----- Material for the task -----
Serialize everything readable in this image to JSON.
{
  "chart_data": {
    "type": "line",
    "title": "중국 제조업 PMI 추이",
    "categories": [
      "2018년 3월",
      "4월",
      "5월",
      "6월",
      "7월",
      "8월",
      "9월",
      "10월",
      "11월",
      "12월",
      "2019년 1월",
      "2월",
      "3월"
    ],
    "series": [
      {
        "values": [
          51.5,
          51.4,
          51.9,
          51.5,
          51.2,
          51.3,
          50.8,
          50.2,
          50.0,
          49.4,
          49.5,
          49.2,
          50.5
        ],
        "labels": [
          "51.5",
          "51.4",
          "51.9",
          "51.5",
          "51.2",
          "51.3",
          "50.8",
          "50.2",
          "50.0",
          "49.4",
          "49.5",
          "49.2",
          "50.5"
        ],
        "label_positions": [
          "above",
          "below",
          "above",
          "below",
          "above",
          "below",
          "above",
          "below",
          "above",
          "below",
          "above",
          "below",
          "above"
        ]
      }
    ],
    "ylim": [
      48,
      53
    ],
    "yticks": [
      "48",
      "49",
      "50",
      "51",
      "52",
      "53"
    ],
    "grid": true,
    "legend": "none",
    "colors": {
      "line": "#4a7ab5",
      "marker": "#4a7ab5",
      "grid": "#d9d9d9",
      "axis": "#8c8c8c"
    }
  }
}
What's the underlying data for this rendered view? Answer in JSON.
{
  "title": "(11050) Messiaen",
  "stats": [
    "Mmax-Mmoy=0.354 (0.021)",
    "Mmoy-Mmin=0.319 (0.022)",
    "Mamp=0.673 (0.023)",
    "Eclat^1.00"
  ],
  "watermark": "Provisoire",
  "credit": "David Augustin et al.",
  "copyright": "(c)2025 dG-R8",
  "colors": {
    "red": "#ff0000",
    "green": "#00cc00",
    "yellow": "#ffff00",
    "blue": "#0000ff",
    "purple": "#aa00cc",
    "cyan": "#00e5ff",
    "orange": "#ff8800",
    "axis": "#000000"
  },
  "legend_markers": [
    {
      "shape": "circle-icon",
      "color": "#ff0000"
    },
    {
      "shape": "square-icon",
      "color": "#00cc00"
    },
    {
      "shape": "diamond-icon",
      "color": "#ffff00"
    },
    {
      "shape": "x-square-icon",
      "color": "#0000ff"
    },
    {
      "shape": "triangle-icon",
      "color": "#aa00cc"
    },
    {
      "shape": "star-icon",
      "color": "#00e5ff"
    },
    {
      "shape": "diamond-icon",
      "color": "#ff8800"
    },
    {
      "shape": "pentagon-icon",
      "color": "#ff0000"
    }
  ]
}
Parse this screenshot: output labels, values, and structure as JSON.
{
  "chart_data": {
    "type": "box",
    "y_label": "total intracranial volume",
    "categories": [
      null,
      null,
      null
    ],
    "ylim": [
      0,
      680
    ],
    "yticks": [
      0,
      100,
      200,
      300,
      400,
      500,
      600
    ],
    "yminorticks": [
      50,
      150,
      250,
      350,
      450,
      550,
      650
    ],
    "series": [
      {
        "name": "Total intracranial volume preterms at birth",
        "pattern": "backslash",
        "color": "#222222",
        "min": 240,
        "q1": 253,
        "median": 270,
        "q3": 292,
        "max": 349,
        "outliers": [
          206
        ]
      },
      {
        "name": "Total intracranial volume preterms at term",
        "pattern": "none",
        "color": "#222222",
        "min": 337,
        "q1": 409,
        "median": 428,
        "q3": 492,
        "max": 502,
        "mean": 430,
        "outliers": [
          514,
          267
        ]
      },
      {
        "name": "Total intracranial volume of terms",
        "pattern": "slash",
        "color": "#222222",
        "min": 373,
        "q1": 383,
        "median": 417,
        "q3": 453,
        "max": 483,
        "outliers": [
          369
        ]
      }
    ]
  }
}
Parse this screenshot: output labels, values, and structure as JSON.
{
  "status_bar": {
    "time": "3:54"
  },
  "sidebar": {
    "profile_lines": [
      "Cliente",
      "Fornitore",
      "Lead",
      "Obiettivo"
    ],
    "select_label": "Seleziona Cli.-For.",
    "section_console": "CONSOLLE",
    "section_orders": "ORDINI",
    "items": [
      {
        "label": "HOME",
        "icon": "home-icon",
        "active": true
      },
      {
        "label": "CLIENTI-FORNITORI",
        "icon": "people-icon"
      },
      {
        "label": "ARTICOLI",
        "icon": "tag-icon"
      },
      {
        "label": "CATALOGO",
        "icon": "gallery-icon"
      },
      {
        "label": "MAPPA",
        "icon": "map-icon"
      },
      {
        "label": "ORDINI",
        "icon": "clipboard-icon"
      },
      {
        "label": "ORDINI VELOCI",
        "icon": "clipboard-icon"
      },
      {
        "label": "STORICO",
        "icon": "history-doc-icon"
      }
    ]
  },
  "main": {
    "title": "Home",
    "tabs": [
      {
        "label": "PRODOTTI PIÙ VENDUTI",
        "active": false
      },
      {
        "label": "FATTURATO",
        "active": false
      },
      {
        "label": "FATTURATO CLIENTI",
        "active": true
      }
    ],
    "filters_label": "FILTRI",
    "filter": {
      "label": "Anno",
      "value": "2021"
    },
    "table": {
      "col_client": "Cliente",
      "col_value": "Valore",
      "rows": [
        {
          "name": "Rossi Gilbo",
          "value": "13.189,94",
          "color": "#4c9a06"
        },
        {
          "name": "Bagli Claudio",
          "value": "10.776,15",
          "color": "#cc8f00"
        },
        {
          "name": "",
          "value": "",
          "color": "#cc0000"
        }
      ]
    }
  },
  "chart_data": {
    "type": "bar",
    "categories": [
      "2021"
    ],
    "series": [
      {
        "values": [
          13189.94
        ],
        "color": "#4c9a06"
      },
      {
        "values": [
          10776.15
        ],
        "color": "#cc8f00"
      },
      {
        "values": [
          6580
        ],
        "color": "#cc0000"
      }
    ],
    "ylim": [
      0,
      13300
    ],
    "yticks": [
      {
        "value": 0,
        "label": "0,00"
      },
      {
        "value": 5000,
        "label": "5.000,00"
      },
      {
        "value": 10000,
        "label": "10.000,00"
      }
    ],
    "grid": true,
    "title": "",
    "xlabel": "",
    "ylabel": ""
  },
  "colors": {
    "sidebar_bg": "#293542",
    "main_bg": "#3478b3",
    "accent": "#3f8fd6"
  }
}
-----
_Requirement:_
Every record shown above should be written out again exactly.

_Complete response:_
Serialize everything readable in this image to JSON.
{
  "chart_data": {
    "type": "line",
    "title": "중국 제조업 PMI 추이",
    "categories": [
      "2018년 3월",
      "4월",
      "5월",
      "6월",
      "7월",
      "8월",
      "9월",
      "10월",
      "11월",
      "12월",
      "2019년 1월",
      "2월",
      "3월"
    ],
    "series": [
      {
        "values": [
          51.5,
          51.4,
          51.9,
          51.5,
          51.2,
          51.3,
          50.8,
          50.2,
          50.0,
          49.4,
          49.5,
          49.2,
          50.5
        ],
        "labels": [
          "51.5",
          "51.4",
          "51.9",
          "51.5",
          "51.2",
          "51.3",
          "50.8",
          "50.2",
          "50.0",
          "49.4",
          "49.5",
          "49.2",
          "50.5"
        ],
        "label_positions": [
          "above",
          "below",
          "above",
          "below",
          "above",
          "below",
          "above",
          "below",
          "above",
          "below",
          "above",
          "below",
          "above"
        ]
      }
    ],
    "ylim": [
      48,
      53
    ],
    "yticks": [
      "48",
      "49",
      "50",
      "51",
      "52",
      "53"
    ],
    "grid": true,
    "legend": "none",
    "colors": {
      "line": "#4a7ab5",
      "marker": "#4a7ab5",
      "grid": "#d9d9d9",
      "axis": "#8c8c8c"
    }
  }
}
What's the underlying data for this rendered view? Answer in JSON.
{
  "title": "(11050) Messiaen",
  "stats": [
    "Mmax-Mmoy=0.354 (0.021)",
    "Mmoy-Mmin=0.319 (0.022)",
    "Mamp=0.673 (0.023)",
    "Eclat^1.00"
  ],
  "watermark": "Provisoire",
  "credit": "David Augustin et al.",
  "copyright": "(c)2025 dG-R8",
  "colors": {
    "red": "#ff0000",
    "green": "#00cc00",
    "yellow": "#ffff00",
    "blue": "#0000ff",
    "purple": "#aa00cc",
    "cyan": "#00e5ff",
    "orange": "#ff8800",
    "axis": "#000000"
  },
  "legend_markers": [
    {
      "shape": "circle-icon",
      "color": "#ff0000"
    },
    {
      "shape": "square-icon",
      "color": "#00cc00"
    },
    {
      "shape": "diamond-icon",
      "color": "#ffff00"
    },
    {
      "shape": "x-square-icon",
      "color": "#0000ff"
    },
    {
      "shape": "triangle-icon",
      "color": "#aa00cc"
    },
    {
      "shape": "star-icon",
      "color": "#00e5ff"
    },
    {
      "shape": "diamond-icon",
      "color": "#ff8800"
    },
    {
      "shape": "pentagon-icon",
      "color": "#ff0000"
    }
  ]
}
Parse this screenshot: output labels, values, and structure as JSON.
{
  "chart_data": {
    "type": "box",
    "y_label": "total intracranial volume",
    "categories": [
      null,
      null,
      null
    ],
    "ylim": [
      0,
      680
    ],
    "yticks": [
      0,
      100,
      200,
      300,
      400,
      500,
      600
    ],
    "yminorticks": [
      50,
      150,
      250,
      350,
      450,
      550,
      650
    ],
    "series": [
      {
        "name": "Total intracranial volume preterms at birth",
        "pattern": "backslash",
        "color": "#222222",
        "min": 240,
        "q1": 253,
        "median": 270,
        "q3": 292,
        "max": 349,
        "outliers": [
          206
        ]
      },
      {
        "name": "Total intracranial volume preterms at term",
        "pattern": "none",
        "color": "#222222",
        "min": 337,
        "q1": 409,
        "median": 428,
        "q3": 492,
        "max": 502,
        "mean": 430,
        "outliers": [
          514,
          267
        ]
      },
      {
        "name": "Total intracranial volume of terms",
        "pattern": "slash",
        "color": "#222222",
        "min": 373,
        "q1": 383,
        "median": 417,
        "q3": 453,
        "max": 483,
        "outliers": [
          369
        ]
      }
    ]
  }
}
Parse this screenshot: output labels, values, and structure as JSON.
{
  "status_bar": {
    "time": "3:54"
  },
  "sidebar": {
    "profile_lines": [
      "Cliente",
      "Fornitore",
      "Lead",
      "Obiettivo"
    ],
    "select_label": "Seleziona Cli.-For.",
    "section_console": "CONSOLLE",
    "section_orders": "ORDINI",
    "items": [
      {
        "label": "HOME",
        "icon": "home-icon",
        "active": true
      },
      {
        "label": "CLIENTI-FORNITORI",
        "icon": "people-icon"
      },
      {
        "label": "ARTICOLI",
        "icon": "tag-icon"
      },
      {
        "label": "CATALOGO",
        "icon": "gallery-icon"
      },
      {
        "label": "MAPPA",
        "icon": "map-icon"
      },
      {
        "label": "ORDINI",
        "icon": "clipboard-icon"
      },
      {
        "label": "ORDINI VELOCI",
        "icon": "clipboard-icon"
      },
      {
        "label": "STORICO",
        "icon": "history-doc-icon"
      }
    ]
  },
  "main": {
    "title": "Home",
    "tabs": [
      {
        "label": "PRODOTTI PIÙ VENDUTI",
        "active": false
      },
      {
        "label": "FATTURATO",
        "active": false
      },
      {
        "label": "FATTURATO CLIENTI",
        "active": true
      }
    ],
    "filters_label": "FILTRI",
    "filter": {
      "label": "Anno",
      "value": "2021"
    },
    "table": {
      "col_client": "Cliente",
      "col_value": "Valore",
      "rows": [
        {
          "name": "Rossi Gilbo",
          "value": "13.189,94",
          "color": "#4c9a06"
        },
        {
          "name": "Bagli Claudio",
          "value": "10.776,15",
          "color": "#cc8f00"
        },
        {
          "name": "",
          "value": "",
          "color": "#cc0000"
        }
      ]
    }
  },
  "chart_data": {
    "type": "bar",
    "categories": [
      "2021"
    ],
    "series": [
      {
        "values": [
          13189.94
        ],
        "color": "#4c9a06"
      },
      {
        "values": [
          10776.15
        ],
        "color": "#cc8f00"
      },
      {
        "values": [
          6580
        ],
        "color": "#cc0000"
      }
    ],
    "ylim": [
      0,
      13300
    ],
    "yticks": [
      {
        "value": 0,
        "label": "0,00"
      },
      {
        "value": 5000,
        "label": "5.000,00"
      },
      {
        "value": 10000,
        "label": "10.000,00"
      }
    ],
    "grid": true,
    "title": "",
    "xlabel": "",
    "ylabel": ""
  },
  "colors": {
    "sidebar_bg": "#293542",
    "main_bg": "#3478b3",
    "accent": "#3f8fd6"
  }
}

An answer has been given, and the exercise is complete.